**Challenge**:
Take each line containing the word "chevron" and copy it.

**Dataset excerpts**:

****

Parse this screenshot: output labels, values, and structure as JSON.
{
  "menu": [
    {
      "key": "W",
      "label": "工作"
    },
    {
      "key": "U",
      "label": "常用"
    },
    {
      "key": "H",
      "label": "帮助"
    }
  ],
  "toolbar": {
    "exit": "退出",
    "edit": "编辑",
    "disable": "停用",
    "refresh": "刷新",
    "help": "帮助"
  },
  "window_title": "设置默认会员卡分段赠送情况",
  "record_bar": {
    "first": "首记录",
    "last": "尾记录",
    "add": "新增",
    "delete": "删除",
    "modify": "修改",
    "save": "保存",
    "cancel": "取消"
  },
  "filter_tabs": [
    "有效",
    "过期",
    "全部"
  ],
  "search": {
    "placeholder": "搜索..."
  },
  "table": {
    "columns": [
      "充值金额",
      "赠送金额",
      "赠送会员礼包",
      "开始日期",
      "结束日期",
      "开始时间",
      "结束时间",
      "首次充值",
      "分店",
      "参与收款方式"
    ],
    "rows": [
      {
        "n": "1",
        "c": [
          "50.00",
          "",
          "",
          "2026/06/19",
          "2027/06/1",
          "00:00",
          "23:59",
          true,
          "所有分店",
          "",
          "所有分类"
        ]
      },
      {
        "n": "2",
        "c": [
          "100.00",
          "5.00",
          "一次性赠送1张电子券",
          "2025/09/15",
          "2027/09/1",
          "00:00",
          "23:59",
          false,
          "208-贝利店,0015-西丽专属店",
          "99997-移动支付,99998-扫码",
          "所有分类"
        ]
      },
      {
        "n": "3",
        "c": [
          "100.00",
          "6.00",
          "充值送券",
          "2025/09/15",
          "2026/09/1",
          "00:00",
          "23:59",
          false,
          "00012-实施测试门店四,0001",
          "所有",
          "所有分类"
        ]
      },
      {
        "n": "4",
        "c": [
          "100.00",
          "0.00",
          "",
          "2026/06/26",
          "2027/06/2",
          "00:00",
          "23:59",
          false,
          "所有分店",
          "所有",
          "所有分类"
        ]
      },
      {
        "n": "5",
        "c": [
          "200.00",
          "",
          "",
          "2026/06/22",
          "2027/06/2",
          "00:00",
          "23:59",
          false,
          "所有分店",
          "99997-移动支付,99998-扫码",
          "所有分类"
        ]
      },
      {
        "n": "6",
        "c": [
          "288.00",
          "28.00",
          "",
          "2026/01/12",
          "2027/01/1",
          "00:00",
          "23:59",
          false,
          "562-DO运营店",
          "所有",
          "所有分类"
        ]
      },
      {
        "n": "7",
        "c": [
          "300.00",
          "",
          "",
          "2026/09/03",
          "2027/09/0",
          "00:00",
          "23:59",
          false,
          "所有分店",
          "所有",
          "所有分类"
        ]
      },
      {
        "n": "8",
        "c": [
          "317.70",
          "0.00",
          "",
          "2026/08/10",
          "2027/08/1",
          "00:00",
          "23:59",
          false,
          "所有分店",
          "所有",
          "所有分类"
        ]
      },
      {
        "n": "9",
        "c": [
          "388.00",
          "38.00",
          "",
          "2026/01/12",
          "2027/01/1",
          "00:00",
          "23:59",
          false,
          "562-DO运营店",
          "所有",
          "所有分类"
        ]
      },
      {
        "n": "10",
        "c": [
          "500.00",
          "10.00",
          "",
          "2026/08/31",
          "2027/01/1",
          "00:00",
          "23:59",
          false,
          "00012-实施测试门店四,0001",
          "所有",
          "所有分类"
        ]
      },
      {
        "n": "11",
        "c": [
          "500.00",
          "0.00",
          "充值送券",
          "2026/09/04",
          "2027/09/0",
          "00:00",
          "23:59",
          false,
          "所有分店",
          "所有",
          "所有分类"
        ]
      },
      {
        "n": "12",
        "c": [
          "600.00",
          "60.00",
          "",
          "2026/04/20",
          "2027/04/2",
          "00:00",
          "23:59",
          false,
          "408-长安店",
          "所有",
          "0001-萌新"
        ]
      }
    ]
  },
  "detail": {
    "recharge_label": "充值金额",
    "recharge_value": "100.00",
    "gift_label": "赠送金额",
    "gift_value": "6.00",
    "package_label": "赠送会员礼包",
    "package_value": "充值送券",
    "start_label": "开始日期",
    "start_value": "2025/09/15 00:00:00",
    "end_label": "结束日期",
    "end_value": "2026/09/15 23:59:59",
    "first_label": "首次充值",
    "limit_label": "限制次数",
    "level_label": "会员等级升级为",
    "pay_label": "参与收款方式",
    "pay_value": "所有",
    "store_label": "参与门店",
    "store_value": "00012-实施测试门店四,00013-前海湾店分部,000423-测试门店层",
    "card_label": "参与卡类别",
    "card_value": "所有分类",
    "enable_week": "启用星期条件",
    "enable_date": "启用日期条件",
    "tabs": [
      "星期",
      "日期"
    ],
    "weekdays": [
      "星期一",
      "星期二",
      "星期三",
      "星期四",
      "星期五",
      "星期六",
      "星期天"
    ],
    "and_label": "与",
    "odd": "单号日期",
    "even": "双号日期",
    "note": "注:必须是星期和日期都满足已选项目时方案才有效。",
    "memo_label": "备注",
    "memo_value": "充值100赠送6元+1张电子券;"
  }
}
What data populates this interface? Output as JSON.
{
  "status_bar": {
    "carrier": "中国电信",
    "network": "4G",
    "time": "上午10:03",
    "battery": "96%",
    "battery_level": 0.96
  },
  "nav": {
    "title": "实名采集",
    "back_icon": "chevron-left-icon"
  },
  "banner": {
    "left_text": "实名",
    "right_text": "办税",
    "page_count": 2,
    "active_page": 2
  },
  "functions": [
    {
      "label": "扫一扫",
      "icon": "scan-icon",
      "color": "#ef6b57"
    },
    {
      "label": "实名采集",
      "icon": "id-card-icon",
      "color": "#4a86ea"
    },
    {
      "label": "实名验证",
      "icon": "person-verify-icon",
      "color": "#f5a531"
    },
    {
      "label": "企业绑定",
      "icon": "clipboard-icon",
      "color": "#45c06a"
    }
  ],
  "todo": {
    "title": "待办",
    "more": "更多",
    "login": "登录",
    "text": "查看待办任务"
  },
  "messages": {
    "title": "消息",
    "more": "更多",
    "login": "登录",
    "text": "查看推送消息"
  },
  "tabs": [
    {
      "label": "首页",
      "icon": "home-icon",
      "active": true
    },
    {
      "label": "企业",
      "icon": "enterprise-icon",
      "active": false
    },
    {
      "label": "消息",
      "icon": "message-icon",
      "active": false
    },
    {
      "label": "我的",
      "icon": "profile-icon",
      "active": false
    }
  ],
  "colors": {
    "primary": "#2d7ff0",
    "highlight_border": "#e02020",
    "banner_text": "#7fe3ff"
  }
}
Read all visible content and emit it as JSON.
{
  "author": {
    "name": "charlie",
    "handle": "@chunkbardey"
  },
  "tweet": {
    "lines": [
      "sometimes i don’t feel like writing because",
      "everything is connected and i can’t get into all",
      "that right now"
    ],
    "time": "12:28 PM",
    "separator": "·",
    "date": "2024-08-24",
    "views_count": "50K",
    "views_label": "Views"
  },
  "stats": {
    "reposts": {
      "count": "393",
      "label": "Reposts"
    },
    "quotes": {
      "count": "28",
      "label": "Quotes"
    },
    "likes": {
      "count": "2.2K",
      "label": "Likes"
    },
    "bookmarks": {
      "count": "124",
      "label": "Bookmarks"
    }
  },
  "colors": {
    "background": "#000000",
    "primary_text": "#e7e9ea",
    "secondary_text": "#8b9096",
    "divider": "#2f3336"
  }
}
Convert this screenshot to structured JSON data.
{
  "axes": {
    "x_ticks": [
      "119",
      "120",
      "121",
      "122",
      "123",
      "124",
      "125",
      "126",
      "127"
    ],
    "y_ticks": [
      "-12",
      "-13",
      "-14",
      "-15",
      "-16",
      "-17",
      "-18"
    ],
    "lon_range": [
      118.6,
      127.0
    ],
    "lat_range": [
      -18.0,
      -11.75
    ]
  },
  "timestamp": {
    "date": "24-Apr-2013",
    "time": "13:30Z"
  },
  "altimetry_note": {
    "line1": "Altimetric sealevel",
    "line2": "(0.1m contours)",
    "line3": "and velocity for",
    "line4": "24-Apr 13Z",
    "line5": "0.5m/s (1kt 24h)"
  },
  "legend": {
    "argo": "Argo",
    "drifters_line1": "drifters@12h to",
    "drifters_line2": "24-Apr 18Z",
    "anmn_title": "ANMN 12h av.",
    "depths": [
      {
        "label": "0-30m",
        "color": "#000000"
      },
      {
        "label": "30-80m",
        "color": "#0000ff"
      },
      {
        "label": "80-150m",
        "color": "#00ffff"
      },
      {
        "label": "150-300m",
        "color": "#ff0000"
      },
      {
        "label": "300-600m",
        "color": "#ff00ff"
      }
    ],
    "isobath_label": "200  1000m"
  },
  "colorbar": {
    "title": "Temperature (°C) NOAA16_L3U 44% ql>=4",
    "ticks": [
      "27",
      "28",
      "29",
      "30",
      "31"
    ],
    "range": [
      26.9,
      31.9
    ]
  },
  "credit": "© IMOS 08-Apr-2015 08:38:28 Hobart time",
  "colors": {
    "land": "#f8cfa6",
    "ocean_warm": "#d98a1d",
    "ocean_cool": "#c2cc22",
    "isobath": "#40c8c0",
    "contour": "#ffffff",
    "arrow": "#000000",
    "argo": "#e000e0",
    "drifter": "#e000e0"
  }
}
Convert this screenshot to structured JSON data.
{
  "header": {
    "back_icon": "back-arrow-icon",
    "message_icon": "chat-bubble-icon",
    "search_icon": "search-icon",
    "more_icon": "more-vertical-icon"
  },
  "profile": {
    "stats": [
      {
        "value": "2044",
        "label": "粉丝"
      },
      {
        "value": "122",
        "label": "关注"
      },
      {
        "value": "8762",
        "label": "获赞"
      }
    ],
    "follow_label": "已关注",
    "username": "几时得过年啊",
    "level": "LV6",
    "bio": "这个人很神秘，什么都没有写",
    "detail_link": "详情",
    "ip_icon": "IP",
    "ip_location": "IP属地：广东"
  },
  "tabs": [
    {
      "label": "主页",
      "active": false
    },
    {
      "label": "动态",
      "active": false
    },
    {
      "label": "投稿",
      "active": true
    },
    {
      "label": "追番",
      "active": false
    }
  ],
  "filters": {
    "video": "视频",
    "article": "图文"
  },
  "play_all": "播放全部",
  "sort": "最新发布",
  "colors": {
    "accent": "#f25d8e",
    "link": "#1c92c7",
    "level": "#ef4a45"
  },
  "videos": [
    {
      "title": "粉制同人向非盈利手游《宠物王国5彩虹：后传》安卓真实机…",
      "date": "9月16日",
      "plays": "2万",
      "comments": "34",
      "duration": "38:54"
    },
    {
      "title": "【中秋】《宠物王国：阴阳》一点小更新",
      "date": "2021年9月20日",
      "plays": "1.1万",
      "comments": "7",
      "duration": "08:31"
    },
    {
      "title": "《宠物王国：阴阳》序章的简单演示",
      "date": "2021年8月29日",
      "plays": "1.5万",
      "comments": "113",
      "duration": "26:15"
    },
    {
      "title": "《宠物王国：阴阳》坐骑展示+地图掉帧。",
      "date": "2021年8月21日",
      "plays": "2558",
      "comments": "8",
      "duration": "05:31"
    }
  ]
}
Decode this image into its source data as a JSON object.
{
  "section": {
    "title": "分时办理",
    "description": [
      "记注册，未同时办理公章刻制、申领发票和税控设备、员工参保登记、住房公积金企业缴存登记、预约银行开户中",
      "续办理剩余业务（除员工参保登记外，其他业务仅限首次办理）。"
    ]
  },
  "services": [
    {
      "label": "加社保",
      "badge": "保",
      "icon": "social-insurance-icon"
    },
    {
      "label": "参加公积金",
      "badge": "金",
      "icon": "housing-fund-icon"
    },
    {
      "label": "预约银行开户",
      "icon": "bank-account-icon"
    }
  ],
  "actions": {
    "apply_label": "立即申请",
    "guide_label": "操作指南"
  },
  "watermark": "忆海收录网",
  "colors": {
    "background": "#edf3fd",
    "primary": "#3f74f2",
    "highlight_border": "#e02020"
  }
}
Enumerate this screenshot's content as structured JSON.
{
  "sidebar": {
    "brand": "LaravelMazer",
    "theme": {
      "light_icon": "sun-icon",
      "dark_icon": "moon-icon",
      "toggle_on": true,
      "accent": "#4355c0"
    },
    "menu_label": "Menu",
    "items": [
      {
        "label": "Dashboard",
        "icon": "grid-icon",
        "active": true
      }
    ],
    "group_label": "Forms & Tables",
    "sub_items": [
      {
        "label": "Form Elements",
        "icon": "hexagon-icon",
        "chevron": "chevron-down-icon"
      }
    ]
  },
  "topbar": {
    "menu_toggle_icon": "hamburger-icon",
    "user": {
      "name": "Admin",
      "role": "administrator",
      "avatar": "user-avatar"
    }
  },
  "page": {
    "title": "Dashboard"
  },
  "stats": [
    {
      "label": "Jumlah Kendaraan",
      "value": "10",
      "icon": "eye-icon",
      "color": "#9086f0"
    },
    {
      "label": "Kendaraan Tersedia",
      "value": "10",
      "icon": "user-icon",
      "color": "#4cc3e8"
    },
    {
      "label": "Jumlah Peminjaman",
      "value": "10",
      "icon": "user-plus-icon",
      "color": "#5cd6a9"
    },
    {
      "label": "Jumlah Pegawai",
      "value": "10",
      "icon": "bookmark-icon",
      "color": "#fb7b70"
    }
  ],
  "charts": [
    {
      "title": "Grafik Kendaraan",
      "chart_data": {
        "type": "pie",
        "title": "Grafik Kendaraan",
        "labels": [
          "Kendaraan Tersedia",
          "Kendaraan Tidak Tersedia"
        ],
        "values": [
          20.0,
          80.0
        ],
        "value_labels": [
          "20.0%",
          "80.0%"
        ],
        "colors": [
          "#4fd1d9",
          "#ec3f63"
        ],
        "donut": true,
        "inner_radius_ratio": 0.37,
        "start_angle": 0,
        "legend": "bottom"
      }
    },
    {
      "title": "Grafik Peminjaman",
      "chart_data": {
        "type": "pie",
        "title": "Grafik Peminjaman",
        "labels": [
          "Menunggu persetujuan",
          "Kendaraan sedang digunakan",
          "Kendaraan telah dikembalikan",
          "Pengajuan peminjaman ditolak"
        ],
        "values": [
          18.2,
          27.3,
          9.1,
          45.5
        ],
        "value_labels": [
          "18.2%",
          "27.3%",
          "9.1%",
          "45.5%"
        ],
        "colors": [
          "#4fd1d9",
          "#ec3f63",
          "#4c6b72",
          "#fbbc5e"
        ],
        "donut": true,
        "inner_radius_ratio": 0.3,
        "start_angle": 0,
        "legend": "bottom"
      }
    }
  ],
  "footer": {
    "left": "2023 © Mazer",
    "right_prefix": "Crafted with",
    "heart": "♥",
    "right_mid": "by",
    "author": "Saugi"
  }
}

****

**Written answer**:
    "back_icon": "chevron-left-icon"
        "chevron": "chevron-down-icon"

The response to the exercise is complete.